**PROBLEM DETAILS:** Check every line of the material below for the string "name", and return the ones that have it.

>> START

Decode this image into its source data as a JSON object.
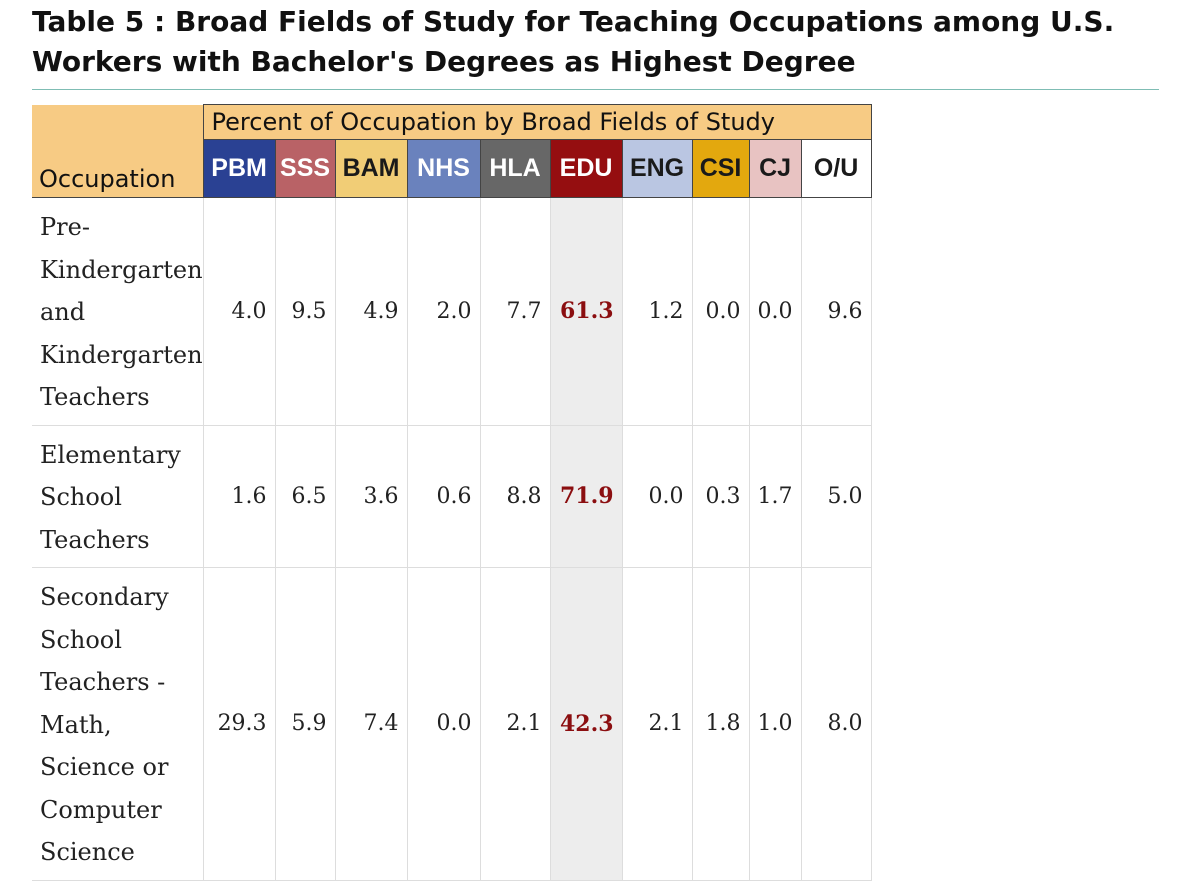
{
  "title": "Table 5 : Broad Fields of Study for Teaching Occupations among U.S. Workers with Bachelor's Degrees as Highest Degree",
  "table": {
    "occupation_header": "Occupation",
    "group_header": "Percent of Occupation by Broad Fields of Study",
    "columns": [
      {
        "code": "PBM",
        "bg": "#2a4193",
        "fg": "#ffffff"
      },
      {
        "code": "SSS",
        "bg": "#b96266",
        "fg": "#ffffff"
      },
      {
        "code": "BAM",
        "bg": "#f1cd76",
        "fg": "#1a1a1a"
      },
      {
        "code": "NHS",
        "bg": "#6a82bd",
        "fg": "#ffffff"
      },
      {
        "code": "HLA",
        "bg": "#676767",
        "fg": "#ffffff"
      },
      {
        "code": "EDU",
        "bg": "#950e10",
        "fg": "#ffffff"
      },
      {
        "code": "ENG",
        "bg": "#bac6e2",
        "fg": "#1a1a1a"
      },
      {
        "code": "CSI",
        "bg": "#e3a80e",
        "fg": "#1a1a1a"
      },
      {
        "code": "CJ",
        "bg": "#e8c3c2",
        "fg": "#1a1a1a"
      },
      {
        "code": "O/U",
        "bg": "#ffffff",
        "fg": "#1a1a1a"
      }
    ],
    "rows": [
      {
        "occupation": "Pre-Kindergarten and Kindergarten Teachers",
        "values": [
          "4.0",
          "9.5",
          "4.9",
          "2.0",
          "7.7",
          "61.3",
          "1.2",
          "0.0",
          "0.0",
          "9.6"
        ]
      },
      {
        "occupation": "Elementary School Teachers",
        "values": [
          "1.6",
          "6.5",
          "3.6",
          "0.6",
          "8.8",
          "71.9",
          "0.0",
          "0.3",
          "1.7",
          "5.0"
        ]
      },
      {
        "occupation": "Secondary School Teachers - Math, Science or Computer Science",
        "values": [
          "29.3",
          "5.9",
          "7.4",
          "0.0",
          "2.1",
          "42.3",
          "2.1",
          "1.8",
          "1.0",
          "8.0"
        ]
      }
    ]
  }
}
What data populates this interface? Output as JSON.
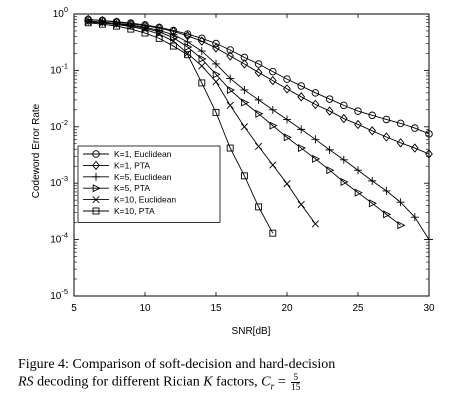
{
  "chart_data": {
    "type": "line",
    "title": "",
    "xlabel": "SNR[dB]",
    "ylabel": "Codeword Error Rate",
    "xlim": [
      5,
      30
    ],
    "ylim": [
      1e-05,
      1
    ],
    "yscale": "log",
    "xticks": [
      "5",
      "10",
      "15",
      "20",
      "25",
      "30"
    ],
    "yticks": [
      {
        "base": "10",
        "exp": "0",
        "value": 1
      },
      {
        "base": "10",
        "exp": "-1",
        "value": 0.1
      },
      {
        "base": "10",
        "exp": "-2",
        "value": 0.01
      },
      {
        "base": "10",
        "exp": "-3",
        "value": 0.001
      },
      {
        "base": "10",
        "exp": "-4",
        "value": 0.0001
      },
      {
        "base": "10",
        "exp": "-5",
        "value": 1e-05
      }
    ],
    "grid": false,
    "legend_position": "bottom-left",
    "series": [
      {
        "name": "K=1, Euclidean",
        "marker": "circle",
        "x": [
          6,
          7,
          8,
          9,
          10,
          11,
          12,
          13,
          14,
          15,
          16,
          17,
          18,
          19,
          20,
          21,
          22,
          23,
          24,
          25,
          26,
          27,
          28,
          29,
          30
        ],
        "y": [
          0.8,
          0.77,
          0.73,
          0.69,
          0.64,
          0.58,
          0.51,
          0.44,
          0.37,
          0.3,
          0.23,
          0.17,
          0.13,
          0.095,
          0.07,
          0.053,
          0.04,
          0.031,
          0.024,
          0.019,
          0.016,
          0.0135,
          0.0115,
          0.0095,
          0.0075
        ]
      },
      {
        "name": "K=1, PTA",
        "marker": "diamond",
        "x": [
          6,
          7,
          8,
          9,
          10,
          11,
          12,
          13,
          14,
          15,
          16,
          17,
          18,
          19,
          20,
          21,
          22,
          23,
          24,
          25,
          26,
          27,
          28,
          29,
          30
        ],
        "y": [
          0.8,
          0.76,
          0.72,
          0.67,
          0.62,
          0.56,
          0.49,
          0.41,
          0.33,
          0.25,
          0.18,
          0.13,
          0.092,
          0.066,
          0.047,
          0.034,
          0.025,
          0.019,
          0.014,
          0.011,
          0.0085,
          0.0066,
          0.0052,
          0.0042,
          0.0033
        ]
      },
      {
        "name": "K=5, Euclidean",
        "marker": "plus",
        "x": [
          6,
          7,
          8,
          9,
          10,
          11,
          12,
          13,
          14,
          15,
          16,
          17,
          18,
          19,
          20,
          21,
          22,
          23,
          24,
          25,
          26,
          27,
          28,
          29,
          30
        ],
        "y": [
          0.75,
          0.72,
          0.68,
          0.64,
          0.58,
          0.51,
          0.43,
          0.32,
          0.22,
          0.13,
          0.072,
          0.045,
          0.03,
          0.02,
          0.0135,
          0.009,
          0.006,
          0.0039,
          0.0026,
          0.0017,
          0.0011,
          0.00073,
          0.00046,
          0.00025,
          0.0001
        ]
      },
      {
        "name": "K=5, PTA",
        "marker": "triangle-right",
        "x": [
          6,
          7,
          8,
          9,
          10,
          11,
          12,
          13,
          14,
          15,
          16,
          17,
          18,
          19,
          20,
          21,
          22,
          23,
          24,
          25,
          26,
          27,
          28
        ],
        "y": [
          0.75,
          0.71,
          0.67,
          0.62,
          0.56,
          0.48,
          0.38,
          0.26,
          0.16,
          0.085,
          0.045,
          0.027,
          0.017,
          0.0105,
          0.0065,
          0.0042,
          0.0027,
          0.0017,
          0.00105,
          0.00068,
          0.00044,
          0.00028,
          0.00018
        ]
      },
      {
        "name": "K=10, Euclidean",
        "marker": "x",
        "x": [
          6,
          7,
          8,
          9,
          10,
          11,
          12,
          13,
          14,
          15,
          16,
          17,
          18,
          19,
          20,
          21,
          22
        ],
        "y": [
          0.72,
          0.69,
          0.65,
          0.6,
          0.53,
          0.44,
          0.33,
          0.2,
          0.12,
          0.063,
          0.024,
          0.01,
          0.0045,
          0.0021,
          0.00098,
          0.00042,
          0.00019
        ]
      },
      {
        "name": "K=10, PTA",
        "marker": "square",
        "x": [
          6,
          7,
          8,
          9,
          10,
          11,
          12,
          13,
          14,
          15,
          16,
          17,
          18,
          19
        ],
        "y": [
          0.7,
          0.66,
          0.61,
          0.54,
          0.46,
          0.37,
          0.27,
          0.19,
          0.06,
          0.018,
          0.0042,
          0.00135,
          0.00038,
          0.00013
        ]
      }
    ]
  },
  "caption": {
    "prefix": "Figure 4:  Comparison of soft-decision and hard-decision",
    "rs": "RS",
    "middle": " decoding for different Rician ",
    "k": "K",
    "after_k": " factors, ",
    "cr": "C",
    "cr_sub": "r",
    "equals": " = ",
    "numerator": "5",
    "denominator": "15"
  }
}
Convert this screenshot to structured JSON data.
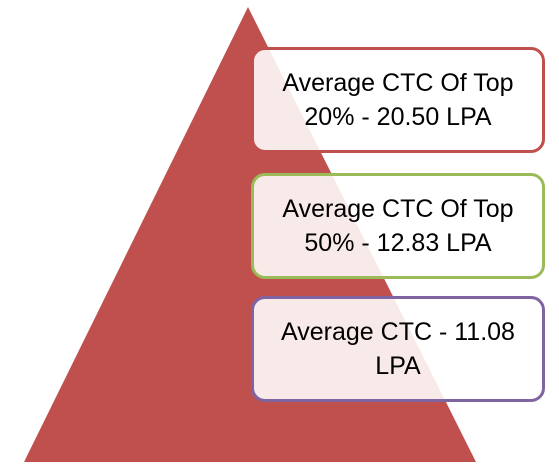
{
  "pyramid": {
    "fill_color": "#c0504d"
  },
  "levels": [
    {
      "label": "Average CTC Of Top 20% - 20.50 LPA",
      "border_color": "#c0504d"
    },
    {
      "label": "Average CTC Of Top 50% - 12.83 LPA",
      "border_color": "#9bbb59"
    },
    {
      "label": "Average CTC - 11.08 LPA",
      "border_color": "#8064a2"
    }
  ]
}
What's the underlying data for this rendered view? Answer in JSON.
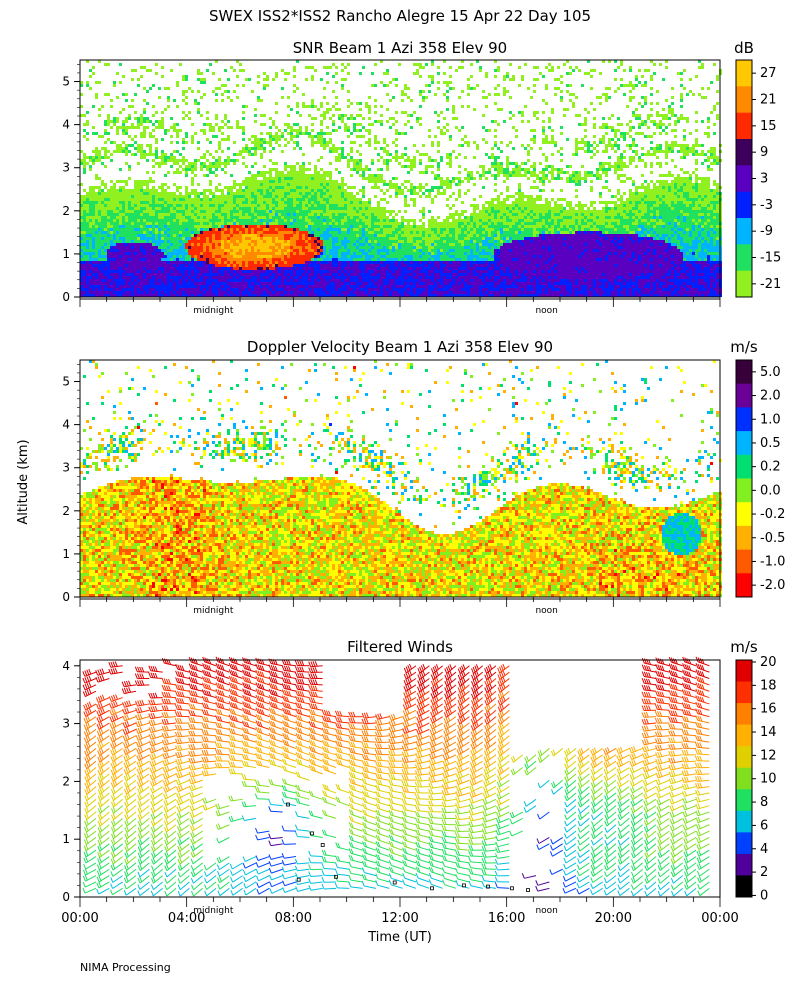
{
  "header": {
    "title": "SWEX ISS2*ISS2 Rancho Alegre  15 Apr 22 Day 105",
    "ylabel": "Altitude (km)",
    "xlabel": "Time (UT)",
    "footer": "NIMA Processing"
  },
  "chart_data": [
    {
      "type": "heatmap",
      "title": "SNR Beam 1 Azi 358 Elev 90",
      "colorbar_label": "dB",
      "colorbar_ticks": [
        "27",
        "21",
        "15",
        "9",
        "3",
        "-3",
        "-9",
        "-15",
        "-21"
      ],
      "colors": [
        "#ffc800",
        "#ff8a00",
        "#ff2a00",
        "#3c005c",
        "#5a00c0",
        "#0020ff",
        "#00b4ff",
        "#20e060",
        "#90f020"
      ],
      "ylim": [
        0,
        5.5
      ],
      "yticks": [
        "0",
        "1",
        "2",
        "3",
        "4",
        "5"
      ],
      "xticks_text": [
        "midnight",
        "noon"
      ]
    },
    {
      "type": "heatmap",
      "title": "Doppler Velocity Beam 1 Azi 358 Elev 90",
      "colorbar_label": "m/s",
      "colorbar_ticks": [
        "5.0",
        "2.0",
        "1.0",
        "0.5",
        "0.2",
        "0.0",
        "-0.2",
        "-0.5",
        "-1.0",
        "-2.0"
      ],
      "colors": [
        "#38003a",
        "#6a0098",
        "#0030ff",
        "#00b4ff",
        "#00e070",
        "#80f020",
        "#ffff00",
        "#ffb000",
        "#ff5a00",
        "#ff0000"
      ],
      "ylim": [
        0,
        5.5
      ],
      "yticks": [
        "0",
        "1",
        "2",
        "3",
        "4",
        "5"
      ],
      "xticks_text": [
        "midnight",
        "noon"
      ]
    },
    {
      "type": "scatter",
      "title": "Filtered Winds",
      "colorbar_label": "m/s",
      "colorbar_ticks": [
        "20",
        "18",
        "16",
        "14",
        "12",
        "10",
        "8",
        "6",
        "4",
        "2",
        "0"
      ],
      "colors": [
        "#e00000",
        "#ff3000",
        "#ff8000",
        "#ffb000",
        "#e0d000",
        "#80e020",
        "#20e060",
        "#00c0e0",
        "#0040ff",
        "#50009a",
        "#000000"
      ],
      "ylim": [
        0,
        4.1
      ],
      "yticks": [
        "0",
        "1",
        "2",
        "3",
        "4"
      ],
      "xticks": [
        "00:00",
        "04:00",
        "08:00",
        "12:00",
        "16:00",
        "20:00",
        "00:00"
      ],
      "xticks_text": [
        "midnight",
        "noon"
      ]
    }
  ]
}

>> END

**RESPONSE TO THE EXERCISE:**
        "name": "K=1, Euclidean",
        "name": "K=1, PTA",
        "name": "K=5, Euclidean",
        "name": "K=5, PTA",
        "name": "K=10, Euclidean",
        "name": "K=10, PTA",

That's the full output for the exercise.